[START Data supplied]

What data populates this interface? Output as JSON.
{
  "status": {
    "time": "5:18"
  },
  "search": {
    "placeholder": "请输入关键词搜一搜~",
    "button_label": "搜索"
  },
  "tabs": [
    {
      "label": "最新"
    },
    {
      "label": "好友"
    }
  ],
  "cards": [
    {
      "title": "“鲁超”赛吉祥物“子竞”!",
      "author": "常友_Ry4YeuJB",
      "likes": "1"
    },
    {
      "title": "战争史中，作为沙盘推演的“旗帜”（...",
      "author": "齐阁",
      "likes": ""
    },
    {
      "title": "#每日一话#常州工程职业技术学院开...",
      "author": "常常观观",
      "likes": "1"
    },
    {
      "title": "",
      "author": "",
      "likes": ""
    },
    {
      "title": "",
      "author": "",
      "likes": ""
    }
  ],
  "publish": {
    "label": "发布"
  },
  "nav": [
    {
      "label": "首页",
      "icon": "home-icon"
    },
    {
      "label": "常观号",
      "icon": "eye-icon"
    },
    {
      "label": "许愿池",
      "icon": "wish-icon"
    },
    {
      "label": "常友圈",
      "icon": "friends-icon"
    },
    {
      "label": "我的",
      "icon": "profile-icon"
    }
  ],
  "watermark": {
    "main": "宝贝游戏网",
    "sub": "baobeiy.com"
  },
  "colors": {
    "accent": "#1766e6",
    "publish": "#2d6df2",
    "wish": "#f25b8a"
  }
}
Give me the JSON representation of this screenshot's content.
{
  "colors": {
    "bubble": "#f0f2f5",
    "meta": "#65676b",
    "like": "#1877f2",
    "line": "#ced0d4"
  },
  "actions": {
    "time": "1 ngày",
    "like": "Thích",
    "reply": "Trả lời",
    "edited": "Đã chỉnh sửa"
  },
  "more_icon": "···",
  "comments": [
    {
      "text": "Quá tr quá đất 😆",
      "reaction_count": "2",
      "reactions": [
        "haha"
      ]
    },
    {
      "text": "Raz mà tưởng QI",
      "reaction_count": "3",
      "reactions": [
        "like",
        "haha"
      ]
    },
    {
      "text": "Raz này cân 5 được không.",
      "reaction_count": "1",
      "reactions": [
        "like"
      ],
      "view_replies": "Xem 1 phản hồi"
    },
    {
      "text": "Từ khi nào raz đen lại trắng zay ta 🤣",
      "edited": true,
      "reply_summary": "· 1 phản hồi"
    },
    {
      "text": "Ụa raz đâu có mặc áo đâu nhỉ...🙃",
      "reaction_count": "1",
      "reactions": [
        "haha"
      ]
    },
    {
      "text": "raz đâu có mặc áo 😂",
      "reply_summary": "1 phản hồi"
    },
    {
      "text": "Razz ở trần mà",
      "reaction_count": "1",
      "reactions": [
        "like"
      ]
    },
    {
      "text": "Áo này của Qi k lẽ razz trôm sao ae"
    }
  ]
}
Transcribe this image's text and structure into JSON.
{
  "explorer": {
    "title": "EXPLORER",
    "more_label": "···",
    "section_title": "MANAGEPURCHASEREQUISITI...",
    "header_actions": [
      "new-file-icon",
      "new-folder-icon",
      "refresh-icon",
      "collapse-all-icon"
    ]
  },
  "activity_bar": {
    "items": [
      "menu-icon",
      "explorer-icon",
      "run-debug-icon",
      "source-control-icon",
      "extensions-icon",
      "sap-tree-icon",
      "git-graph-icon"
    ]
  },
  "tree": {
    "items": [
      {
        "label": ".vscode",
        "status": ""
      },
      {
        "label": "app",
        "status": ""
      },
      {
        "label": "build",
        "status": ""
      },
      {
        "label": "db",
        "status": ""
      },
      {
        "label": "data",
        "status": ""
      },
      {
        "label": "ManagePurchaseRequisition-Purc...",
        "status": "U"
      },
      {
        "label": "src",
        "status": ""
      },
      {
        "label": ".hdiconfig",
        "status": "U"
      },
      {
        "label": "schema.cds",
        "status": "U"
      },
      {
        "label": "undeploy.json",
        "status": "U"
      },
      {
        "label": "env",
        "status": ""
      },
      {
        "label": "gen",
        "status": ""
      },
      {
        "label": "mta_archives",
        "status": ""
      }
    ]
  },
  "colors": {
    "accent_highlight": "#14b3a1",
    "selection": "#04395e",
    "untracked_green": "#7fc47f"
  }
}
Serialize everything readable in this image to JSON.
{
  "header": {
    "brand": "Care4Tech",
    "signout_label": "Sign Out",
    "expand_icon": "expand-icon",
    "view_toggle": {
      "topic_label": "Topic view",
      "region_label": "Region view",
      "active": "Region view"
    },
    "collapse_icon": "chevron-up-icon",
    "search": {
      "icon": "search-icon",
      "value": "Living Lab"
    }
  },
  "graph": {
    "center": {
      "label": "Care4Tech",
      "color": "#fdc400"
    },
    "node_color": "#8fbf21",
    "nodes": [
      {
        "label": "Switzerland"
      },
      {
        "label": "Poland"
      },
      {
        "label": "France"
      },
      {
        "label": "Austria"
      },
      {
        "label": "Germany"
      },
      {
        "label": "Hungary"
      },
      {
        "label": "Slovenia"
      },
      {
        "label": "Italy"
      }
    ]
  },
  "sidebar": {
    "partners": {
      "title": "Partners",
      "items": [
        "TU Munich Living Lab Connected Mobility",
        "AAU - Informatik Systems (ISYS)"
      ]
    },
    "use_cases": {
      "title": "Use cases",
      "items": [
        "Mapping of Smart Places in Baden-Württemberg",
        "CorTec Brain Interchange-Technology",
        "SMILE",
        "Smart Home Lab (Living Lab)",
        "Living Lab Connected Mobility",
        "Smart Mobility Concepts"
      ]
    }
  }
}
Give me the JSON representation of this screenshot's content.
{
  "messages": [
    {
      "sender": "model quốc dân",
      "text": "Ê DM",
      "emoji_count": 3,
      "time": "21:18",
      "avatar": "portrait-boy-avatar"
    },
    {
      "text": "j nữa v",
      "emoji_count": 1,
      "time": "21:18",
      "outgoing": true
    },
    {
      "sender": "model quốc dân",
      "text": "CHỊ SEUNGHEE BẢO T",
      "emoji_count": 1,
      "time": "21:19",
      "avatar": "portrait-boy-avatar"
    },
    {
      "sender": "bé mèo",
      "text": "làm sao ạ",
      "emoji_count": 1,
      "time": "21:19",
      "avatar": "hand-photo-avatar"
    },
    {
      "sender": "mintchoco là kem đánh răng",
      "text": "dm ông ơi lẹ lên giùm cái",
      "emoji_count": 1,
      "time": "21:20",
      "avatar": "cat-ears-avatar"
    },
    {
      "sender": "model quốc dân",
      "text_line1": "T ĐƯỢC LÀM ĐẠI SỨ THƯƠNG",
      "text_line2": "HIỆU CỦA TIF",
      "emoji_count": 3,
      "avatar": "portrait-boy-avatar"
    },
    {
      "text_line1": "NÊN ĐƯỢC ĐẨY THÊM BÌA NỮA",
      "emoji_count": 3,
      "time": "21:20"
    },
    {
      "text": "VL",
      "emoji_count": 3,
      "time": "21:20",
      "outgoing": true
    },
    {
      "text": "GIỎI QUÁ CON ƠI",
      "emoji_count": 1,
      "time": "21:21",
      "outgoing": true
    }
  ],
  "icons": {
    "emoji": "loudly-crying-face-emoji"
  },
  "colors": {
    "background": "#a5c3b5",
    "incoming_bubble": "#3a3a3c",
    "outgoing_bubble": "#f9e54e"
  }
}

[END Data supplied]

* **Stated task**
Print out all the entries precisely as written.

* **Result of this task**
What data populates this interface? Output as JSON.
{
  "status": {
    "time": "5:18"
  },
  "search": {
    "placeholder": "请输入关键词搜一搜~",
    "button_label": "搜索"
  },
  "tabs": [
    {
      "label": "最新"
    },
    {
      "label": "好友"
    }
  ],
  "cards": [
    {
      "title": "“鲁超”赛吉祥物“子竞”!",
      "author": "常友_Ry4YeuJB",
      "likes": "1"
    },
    {
      "title": "战争史中，作为沙盘推演的“旗帜”（...",
      "author": "齐阁",
      "likes": ""
    },
    {
      "title": "#每日一话#常州工程职业技术学院开...",
      "author": "常常观观",
      "likes": "1"
    },
    {
      "title": "",
      "author": "",
      "likes": ""
    },
    {
      "title": "",
      "author": "",
      "likes": ""
    }
  ],
  "publish": {
    "label": "发布"
  },
  "nav": [
    {
      "label": "首页",
      "icon": "home-icon"
    },
    {
      "label": "常观号",
      "icon": "eye-icon"
    },
    {
      "label": "许愿池",
      "icon": "wish-icon"
    },
    {
      "label": "常友圈",
      "icon": "friends-icon"
    },
    {
      "label": "我的",
      "icon": "profile-icon"
    }
  ],
  "watermark": {
    "main": "宝贝游戏网",
    "sub": "baobeiy.com"
  },
  "colors": {
    "accent": "#1766e6",
    "publish": "#2d6df2",
    "wish": "#f25b8a"
  }
}
Give me the JSON representation of this screenshot's content.
{
  "colors": {
    "bubble": "#f0f2f5",
    "meta": "#65676b",
    "like": "#1877f2",
    "line": "#ced0d4"
  },
  "actions": {
    "time": "1 ngày",
    "like": "Thích",
    "reply": "Trả lời",
    "edited": "Đã chỉnh sửa"
  },
  "more_icon": "···",
  "comments": [
    {
      "text": "Quá tr quá đất 😆",
      "reaction_count": "2",
      "reactions": [
        "haha"
      ]
    },
    {
      "text": "Raz mà tưởng QI",
      "reaction_count": "3",
      "reactions": [
        "like",
        "haha"
      ]
    },
    {
      "text": "Raz này cân 5 được không.",
      "reaction_count": "1",
      "reactions": [
        "like"
      ],
      "view_replies": "Xem 1 phản hồi"
    },
    {
      "text": "Từ khi nào raz đen lại trắng zay ta 🤣",
      "edited": true,
      "reply_summary": "· 1 phản hồi"
    },
    {
      "text": "Ụa raz đâu có mặc áo đâu nhỉ...🙃",
      "reaction_count": "1",
      "reactions": [
        "haha"
      ]
    },
    {
      "text": "raz đâu có mặc áo 😂",
      "reply_summary": "1 phản hồi"
    },
    {
      "text": "Razz ở trần mà",
      "reaction_count": "1",
      "reactions": [
        "like"
      ]
    },
    {
      "text": "Áo này của Qi k lẽ razz trôm sao ae"
    }
  ]
}
Transcribe this image's text and structure into JSON.
{
  "explorer": {
    "title": "EXPLORER",
    "more_label": "···",
    "section_title": "MANAGEPURCHASEREQUISITI...",
    "header_actions": [
      "new-file-icon",
      "new-folder-icon",
      "refresh-icon",
      "collapse-all-icon"
    ]
  },
  "activity_bar": {
    "items": [
      "menu-icon",
      "explorer-icon",
      "run-debug-icon",
      "source-control-icon",
      "extensions-icon",
      "sap-tree-icon",
      "git-graph-icon"
    ]
  },
  "tree": {
    "items": [
      {
        "label": ".vscode",
        "status": ""
      },
      {
        "label": "app",
        "status": ""
      },
      {
        "label": "build",
        "status": ""
      },
      {
        "label": "db",
        "status": ""
      },
      {
        "label": "data",
        "status": ""
      },
      {
        "label": "ManagePurchaseRequisition-Purc...",
        "status": "U"
      },
      {
        "label": "src",
        "status": ""
      },
      {
        "label": ".hdiconfig",
        "status": "U"
      },
      {
        "label": "schema.cds",
        "status": "U"
      },
      {
        "label": "undeploy.json",
        "status": "U"
      },
      {
        "label": "env",
        "status": ""
      },
      {
        "label": "gen",
        "status": ""
      },
      {
        "label": "mta_archives",
        "status": ""
      }
    ]
  },
  "colors": {
    "accent_highlight": "#14b3a1",
    "selection": "#04395e",
    "untracked_green": "#7fc47f"
  }
}
Serialize everything readable in this image to JSON.
{
  "header": {
    "brand": "Care4Tech",
    "signout_label": "Sign Out",
    "expand_icon": "expand-icon",
    "view_toggle": {
      "topic_label": "Topic view",
      "region_label": "Region view",
      "active": "Region view"
    },
    "collapse_icon": "chevron-up-icon",
    "search": {
      "icon": "search-icon",
      "value": "Living Lab"
    }
  },
  "graph": {
    "center": {
      "label": "Care4Tech",
      "color": "#fdc400"
    },
    "node_color": "#8fbf21",
    "nodes": [
      {
        "label": "Switzerland"
      },
      {
        "label": "Poland"
      },
      {
        "label": "France"
      },
      {
        "label": "Austria"
      },
      {
        "label": "Germany"
      },
      {
        "label": "Hungary"
      },
      {
        "label": "Slovenia"
      },
      {
        "label": "Italy"
      }
    ]
  },
  "sidebar": {
    "partners": {
      "title": "Partners",
      "items": [
        "TU Munich Living Lab Connected Mobility",
        "AAU - Informatik Systems (ISYS)"
      ]
    },
    "use_cases": {
      "title": "Use cases",
      "items": [
        "Mapping of Smart Places in Baden-Württemberg",
        "CorTec Brain Interchange-Technology",
        "SMILE",
        "Smart Home Lab (Living Lab)",
        "Living Lab Connected Mobility",
        "Smart Mobility Concepts"
      ]
    }
  }
}
Give me the JSON representation of this screenshot's content.
{
  "messages": [
    {
      "sender": "model quốc dân",
      "text": "Ê DM",
      "emoji_count": 3,
      "time": "21:18",
      "avatar": "portrait-boy-avatar"
    },
    {
      "text": "j nữa v",
      "emoji_count": 1,
      "time": "21:18",
      "outgoing": true
    },
    {
      "sender": "model quốc dân",
      "text": "CHỊ SEUNGHEE BẢO T",
      "emoji_count": 1,
      "time": "21:19",
      "avatar": "portrait-boy-avatar"
    },
    {
      "sender": "bé mèo",
      "text": "làm sao ạ",
      "emoji_count": 1,
      "time": "21:19",
      "avatar": "hand-photo-avatar"
    },
    {
      "sender": "mintchoco là kem đánh răng",
      "text": "dm ông ơi lẹ lên giùm cái",
      "emoji_count": 1,
      "time": "21:20",
      "avatar": "cat-ears-avatar"
    },
    {
      "sender": "model quốc dân",
      "text_line1": "T ĐƯỢC LÀM ĐẠI SỨ THƯƠNG",
      "text_line2": "HIỆU CỦA TIF",
      "emoji_count": 3,
      "avatar": "portrait-boy-avatar"
    },
    {
      "text_line1": "NÊN ĐƯỢC ĐẨY THÊM BÌA NỮA",
      "emoji_count": 3,
      "time": "21:20"
    },
    {
      "text": "VL",
      "emoji_count": 3,
      "time": "21:20",
      "outgoing": true
    },
    {
      "text": "GIỎI QUÁ CON ƠI",
      "emoji_count": 1,
      "time": "21:21",
      "outgoing": true
    }
  ],
  "icons": {
    "emoji": "loudly-crying-face-emoji"
  },
  "colors": {
    "background": "#a5c3b5",
    "incoming_bubble": "#3a3a3c",
    "outgoing_bubble": "#f9e54e"
  }
}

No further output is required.